# Listed records
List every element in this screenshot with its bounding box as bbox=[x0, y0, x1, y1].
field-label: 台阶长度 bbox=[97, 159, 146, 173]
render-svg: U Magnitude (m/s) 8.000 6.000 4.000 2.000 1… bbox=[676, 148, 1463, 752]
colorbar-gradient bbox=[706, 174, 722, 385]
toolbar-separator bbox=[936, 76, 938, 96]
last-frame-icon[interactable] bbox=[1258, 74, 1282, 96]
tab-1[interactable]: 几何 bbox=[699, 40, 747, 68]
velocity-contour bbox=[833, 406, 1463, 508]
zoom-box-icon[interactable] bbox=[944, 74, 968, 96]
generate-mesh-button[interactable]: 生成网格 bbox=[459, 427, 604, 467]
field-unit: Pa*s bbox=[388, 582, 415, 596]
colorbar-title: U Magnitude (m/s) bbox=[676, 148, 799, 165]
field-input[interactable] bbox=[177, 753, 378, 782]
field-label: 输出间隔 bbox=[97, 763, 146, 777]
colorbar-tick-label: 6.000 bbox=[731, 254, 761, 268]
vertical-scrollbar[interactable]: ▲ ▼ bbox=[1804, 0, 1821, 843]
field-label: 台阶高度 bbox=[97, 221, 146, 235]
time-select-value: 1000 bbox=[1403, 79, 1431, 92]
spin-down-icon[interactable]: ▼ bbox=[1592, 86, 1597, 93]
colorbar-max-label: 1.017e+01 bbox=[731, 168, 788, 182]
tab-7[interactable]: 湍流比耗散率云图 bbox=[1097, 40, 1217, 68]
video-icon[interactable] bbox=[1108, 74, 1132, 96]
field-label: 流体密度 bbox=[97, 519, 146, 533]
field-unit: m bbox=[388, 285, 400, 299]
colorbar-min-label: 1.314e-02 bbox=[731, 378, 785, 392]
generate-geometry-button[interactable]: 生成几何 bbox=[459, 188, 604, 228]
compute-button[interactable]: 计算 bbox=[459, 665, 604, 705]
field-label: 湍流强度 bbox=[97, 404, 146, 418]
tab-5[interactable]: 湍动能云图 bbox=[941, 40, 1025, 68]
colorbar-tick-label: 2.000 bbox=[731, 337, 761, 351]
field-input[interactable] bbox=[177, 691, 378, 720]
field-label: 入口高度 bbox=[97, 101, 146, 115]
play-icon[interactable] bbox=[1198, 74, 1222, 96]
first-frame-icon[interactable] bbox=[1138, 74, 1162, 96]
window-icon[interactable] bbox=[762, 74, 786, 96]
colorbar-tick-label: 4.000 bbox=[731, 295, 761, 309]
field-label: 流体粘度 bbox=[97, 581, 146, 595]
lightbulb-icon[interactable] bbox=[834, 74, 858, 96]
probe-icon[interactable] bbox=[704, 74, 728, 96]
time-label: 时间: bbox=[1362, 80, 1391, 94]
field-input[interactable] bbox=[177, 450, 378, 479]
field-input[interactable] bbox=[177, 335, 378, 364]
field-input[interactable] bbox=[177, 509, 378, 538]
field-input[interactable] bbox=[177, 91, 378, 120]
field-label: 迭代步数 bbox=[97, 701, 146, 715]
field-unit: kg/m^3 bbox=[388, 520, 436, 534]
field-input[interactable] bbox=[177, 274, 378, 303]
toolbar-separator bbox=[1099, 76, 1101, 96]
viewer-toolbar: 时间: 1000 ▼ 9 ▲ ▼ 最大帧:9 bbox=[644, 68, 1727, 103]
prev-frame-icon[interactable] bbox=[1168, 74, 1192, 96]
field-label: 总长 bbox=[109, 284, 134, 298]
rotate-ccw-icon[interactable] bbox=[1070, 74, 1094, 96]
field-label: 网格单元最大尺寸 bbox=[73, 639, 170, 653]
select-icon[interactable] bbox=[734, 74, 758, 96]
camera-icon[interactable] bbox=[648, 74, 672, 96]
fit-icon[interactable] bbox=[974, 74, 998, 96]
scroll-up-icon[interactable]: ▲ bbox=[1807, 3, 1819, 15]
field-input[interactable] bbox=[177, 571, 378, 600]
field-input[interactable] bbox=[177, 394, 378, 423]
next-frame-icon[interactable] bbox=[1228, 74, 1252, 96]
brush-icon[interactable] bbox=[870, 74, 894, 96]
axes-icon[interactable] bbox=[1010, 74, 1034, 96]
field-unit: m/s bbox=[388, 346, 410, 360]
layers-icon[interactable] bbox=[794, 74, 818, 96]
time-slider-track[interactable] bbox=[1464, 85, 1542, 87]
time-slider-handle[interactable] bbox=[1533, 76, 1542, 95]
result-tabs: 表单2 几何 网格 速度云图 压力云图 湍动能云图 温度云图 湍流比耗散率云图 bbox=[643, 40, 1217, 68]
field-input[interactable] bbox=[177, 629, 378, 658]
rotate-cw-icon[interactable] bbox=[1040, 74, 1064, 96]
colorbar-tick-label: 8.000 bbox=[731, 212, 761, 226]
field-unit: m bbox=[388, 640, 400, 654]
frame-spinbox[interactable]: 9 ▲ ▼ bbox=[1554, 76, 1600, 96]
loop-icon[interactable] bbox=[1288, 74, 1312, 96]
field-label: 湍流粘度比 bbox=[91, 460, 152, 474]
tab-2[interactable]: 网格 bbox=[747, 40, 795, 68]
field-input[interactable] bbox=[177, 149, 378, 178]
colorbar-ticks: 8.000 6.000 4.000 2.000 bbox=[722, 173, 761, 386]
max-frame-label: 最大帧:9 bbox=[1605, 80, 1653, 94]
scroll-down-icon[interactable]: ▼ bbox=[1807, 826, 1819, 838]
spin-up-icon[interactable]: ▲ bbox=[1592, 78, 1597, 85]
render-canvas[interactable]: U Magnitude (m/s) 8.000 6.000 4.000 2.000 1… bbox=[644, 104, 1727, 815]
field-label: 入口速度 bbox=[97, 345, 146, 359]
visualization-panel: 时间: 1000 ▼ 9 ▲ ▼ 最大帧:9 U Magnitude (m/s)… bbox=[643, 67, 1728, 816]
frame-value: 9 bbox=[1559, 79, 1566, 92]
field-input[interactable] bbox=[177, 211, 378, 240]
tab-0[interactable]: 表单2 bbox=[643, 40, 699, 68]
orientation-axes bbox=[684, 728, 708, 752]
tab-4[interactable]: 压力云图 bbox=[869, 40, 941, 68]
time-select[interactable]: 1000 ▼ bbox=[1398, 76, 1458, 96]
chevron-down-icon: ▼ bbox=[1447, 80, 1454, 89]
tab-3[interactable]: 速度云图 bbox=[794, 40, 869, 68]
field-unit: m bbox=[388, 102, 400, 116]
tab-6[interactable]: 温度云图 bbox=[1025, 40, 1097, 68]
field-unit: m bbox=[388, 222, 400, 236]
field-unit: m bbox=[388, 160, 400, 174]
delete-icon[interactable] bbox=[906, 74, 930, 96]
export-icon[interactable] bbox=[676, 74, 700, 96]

# Requirement
Copy the material from its first line through the line containing "spin-down-icon[interactable]: ▼ bbox=[1592, 86, 1597, 93]", substituting "speed-contour" for "velocity-contour" and leaving everything else unchanged.

# Answer to this problem
List every element in this screenshot with its bounding box as bbox=[x0, y0, x1, y1].
field-label: 台阶长度 bbox=[97, 159, 146, 173]
render-svg: U Magnitude (m/s) 8.000 6.000 4.000 2.000 1… bbox=[676, 148, 1463, 752]
colorbar-gradient bbox=[706, 174, 722, 385]
toolbar-separator bbox=[936, 76, 938, 96]
last-frame-icon[interactable] bbox=[1258, 74, 1282, 96]
tab-1[interactable]: 几何 bbox=[699, 40, 747, 68]
speed-contour bbox=[833, 406, 1463, 508]
zoom-box-icon[interactable] bbox=[944, 74, 968, 96]
generate-mesh-button[interactable]: 生成网格 bbox=[459, 427, 604, 467]
field-unit: Pa*s bbox=[388, 582, 415, 596]
colorbar-title: U Magnitude (m/s) bbox=[676, 148, 799, 165]
field-input[interactable] bbox=[177, 753, 378, 782]
field-label: 输出间隔 bbox=[97, 763, 146, 777]
colorbar-tick-label: 6.000 bbox=[731, 254, 761, 268]
vertical-scrollbar[interactable]: ▲ ▼ bbox=[1804, 0, 1821, 843]
field-label: 台阶高度 bbox=[97, 221, 146, 235]
time-select-value: 1000 bbox=[1403, 79, 1431, 92]
spin-down-icon[interactable]: ▼ bbox=[1592, 86, 1597, 93]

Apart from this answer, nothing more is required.